# START OF ENTRIES SHOWN

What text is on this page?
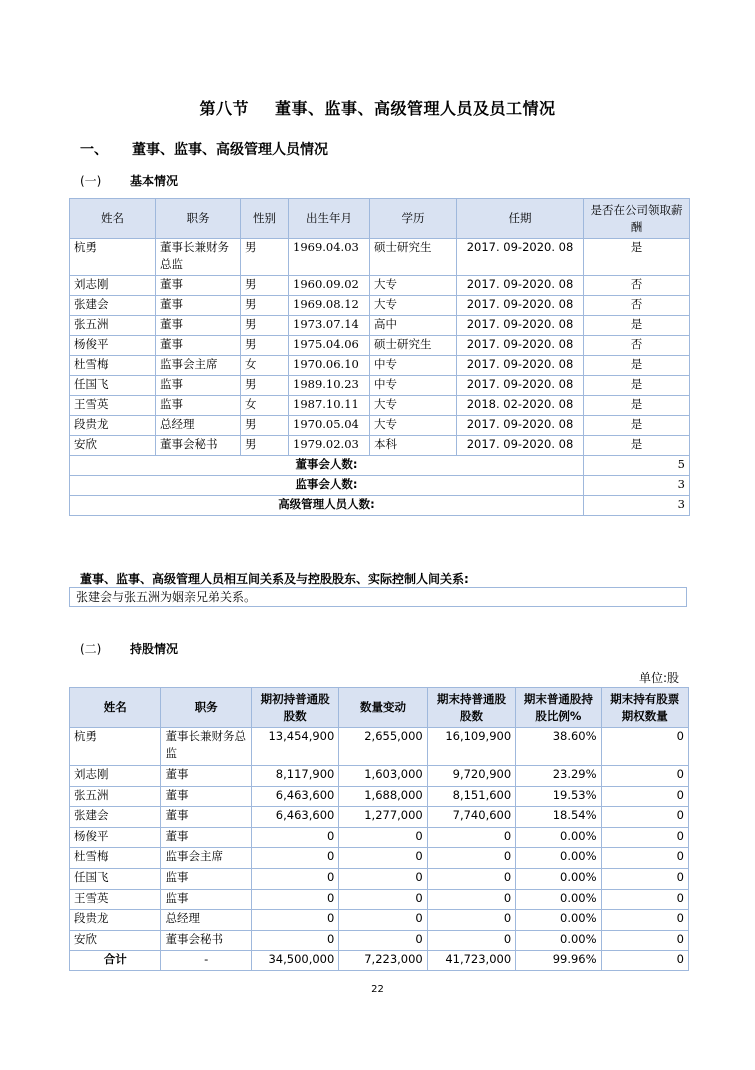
第八节 董事、监事、高级管理人员及员工情况
一、 董事、监事、高级管理人员情况
(一) 基本情况
姓名	职务	性别	出生年月	学历	任期	是否在公司领取薪酬
杭勇	董事长兼财务总监	男	1969.04.03	硕士研究生	2017. 09-2020. 08	是
刘志刚	董事	男	1960.09.02	大专	2017. 09-2020. 08	否
张建会	董事	男	1969.08.12	大专	2017. 09-2020. 08	否
张五洲	董事	男	1973.07.14	高中	2017. 09-2020. 08	是
杨俊平	董事	男	1975.04.06	硕士研究生	2017. 09-2020. 08	否
杜雪梅	监事会主席	女	1970.06.10	中专	2017. 09-2020. 08	是
任国飞	监事	男	1989.10.23	中专	2017. 09-2020. 08	是
王雪英	监事	女	1987.10.11	大专	2018. 02-2020. 08	是
段贵龙	总经理	男	1970.05.04	大专	2017. 09-2020. 08	是
安欣	董事会秘书	男	1979.02.03	本科	2017. 09-2020. 08	是
董事会人数:						5
监事会人数:						3
高级管理人员人数:						3
董事、监事、高级管理人员相互间关系及与控股股东、实际控制人间关系:
张建会与张五洲为姻亲兄弟关系。
(二) 持股情况
单位:股
姓名	职务	期初持普通股股数	数量变动	期末持普通股股数	期末普通股持股比例%	期末持有股票期权数量
杭勇	董事长兼财务总监	13,454,900	2,655,000	16,109,900	38.60%	0
刘志刚	董事	8,117,900	1,603,000	9,720,900	23.29%	0
张五洲	董事	6,463,600	1,688,000	8,151,600	19.53%	0
张建会	董事	6,463,600	1,277,000	7,740,600	18.54%	0
杨俊平	董事	0	0	0	0.00%	0
杜雪梅	监事会主席	0	0	0	0.00%	0
任国飞	监事	0	0	0	0.00%	0
王雪英	监事	0	0	0	0.00%	0
段贵龙	总经理	0	0	0	0.00%	0
安欣	董事会秘书	0	0	0	0.00%	0
合计	-	34,500,000	7,223,000	41,723,000	99.96%	0
22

# END OF ENTRIES SHOWN

◆ EXERCISE DETAILS
In the records above, find each line with the word "监事会主席" and copy it.

◆ CORRECT OUTPUT
杜雪梅	监事会主席	女	1970.06.10	中专	2017. 09-2020. 08	是
杜雪梅	监事会主席	0	0	0	0.00%	0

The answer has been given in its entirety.